Task goal:
Select from the records below every line that has the word "button" in it.

##### Extracted material

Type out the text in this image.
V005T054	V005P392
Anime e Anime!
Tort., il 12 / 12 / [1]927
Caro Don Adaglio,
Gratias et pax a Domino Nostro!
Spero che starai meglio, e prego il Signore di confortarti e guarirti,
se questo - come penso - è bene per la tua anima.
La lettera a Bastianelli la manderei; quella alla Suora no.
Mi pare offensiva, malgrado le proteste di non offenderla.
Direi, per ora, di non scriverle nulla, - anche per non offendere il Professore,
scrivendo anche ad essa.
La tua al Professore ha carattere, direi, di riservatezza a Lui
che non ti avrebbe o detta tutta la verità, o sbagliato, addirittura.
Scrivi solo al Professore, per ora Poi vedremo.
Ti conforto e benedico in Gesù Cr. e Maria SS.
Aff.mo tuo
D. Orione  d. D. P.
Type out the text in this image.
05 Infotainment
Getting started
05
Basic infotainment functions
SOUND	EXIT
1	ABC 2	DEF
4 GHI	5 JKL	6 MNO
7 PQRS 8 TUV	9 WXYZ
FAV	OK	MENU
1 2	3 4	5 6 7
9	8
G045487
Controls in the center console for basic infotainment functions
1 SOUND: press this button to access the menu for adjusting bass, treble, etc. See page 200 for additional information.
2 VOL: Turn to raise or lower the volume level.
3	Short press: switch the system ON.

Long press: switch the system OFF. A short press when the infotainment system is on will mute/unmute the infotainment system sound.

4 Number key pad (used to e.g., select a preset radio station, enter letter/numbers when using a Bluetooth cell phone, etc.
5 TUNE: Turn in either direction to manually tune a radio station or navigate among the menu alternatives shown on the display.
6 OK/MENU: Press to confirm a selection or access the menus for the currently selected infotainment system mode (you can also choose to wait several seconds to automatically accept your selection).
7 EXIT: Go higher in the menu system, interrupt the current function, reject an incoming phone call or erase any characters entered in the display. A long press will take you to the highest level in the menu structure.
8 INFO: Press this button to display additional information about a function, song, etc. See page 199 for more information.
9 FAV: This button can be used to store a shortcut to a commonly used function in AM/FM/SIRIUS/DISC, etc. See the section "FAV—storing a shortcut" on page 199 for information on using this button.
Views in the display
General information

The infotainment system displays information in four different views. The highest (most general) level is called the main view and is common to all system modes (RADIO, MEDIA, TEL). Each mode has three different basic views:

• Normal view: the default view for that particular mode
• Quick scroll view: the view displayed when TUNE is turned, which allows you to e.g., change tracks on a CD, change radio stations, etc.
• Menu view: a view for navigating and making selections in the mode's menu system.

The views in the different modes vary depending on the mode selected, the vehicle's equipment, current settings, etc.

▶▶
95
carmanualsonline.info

##########

Finished task:
1 SOUND: press this button to access the menu for adjusting bass, treble, etc. See page 200 for additional information.
8 INFO: Press this button to display additional information about a function, song, etc. See page 199 for more information.
9 FAV: This button can be used to store a shortcut to a commonly used function in AM/FM/SIRIUS/DISC, etc. See the section "FAV—storing a shortcut" on page 199 for information on using this button.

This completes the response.